RECORDS PROVIDED:
_ _ _ _

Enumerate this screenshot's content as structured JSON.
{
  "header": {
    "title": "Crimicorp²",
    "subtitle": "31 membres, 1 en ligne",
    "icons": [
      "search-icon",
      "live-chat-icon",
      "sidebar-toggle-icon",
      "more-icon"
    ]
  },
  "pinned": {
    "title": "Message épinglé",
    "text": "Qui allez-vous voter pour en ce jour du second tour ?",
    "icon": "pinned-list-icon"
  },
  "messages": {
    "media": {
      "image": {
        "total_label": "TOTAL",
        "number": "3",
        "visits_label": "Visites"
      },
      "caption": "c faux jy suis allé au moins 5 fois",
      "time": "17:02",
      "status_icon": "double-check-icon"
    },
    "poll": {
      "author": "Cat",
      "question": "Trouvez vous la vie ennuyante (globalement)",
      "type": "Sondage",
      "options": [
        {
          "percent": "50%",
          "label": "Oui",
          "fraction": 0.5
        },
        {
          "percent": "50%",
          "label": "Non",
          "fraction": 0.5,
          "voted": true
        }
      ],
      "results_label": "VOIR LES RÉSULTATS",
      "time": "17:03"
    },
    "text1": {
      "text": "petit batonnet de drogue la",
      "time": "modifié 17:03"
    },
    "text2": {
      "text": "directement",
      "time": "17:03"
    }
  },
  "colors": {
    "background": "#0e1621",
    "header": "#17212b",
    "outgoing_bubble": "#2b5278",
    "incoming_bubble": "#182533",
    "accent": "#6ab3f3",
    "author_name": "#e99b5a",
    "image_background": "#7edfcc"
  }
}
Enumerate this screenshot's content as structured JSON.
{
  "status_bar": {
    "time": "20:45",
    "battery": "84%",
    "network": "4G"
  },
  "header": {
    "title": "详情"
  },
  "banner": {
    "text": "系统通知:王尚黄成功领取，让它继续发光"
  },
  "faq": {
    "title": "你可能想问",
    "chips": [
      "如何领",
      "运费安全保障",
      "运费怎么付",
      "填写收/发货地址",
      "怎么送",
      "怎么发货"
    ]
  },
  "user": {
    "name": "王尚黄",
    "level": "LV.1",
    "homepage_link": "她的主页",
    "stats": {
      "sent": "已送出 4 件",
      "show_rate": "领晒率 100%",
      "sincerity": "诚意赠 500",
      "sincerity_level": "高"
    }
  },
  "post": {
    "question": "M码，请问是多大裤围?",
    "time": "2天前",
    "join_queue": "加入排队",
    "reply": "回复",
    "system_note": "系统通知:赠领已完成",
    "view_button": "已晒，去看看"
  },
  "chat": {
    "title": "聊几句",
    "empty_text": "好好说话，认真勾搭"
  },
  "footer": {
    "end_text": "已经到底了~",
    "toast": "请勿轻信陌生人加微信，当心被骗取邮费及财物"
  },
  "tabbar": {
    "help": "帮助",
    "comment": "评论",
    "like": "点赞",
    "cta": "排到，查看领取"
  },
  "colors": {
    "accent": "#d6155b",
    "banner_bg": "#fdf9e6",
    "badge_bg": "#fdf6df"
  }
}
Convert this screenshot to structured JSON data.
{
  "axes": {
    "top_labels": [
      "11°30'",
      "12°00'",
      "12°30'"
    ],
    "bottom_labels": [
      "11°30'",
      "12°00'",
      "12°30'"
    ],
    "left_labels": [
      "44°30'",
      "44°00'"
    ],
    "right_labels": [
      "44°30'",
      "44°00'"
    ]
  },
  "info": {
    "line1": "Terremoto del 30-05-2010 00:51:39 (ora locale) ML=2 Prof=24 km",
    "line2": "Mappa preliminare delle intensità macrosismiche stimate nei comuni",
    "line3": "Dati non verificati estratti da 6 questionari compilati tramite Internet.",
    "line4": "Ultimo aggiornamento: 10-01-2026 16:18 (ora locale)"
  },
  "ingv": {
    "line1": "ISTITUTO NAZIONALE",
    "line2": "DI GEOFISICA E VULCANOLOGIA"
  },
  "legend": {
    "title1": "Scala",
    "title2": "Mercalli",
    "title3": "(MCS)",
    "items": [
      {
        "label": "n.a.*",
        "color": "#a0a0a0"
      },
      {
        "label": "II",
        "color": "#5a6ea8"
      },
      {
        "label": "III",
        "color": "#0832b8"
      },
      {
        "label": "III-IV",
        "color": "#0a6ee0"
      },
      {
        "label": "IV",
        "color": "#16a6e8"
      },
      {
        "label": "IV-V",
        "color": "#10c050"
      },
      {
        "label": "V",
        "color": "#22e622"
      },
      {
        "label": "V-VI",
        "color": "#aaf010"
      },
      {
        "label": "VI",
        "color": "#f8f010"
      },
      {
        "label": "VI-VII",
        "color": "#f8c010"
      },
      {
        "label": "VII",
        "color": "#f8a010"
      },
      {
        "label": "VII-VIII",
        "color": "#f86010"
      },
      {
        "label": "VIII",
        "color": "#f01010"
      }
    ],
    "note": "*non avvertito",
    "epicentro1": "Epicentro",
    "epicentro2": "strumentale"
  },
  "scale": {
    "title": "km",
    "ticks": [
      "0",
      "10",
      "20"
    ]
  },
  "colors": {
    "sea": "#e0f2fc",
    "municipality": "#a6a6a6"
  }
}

_ _ _ _

PROBLEM:
Output the line containing "Convert this screenshot" and all lines after it to the end of the records, exactly as given.

EXPECTED OUTPUT:
Convert this screenshot to structured JSON data.
{
  "axes": {
    "top_labels": [
      "11°30'",
      "12°00'",
      "12°30'"
    ],
    "bottom_labels": [
      "11°30'",
      "12°00'",
      "12°30'"
    ],
    "left_labels": [
      "44°30'",
      "44°00'"
    ],
    "right_labels": [
      "44°30'",
      "44°00'"
    ]
  },
  "info": {
    "line1": "Terremoto del 30-05-2010 00:51:39 (ora locale) ML=2 Prof=24 km",
    "line2": "Mappa preliminare delle intensità macrosismiche stimate nei comuni",
    "line3": "Dati non verificati estratti da 6 questionari compilati tramite Internet.",
    "line4": "Ultimo aggiornamento: 10-01-2026 16:18 (ora locale)"
  },
  "ingv": {
    "line1": "ISTITUTO NAZIONALE",
    "line2": "DI GEOFISICA E VULCANOLOGIA"
  },
  "legend": {
    "title1": "Scala",
    "title2": "Mercalli",
    "title3": "(MCS)",
    "items": [
      {
        "label": "n.a.*",
        "color": "#a0a0a0"
      },
      {
        "label": "II",
        "color": "#5a6ea8"
      },
      {
        "label": "III",
        "color": "#0832b8"
      },
      {
        "label": "III-IV",
        "color": "#0a6ee0"
      },
      {
        "label": "IV",
        "color": "#16a6e8"
      },
      {
        "label": "IV-V",
        "color": "#10c050"
      },
      {
        "label": "V",
        "color": "#22e622"
      },
      {
        "label": "V-VI",
        "color": "#aaf010"
      },
      {
        "label": "VI",
        "color": "#f8f010"
      },
      {
        "label": "VI-VII",
        "color": "#f8c010"
      },
      {
        "label": "VII",
        "color": "#f8a010"
      },
      {
        "label": "VII-VIII",
        "color": "#f86010"
      },
      {
        "label": "VIII",
        "color": "#f01010"
      }
    ],
    "note": "*non avvertito",
    "epicentro1": "Epicentro",
    "epicentro2": "strumentale"
  },
  "scale": {
    "title": "km",
    "ticks": [
      "0",
      "10",
      "20"
    ]
  },
  "colors": {
    "sea": "#e0f2fc",
    "municipality": "#a6a6a6"
  }
}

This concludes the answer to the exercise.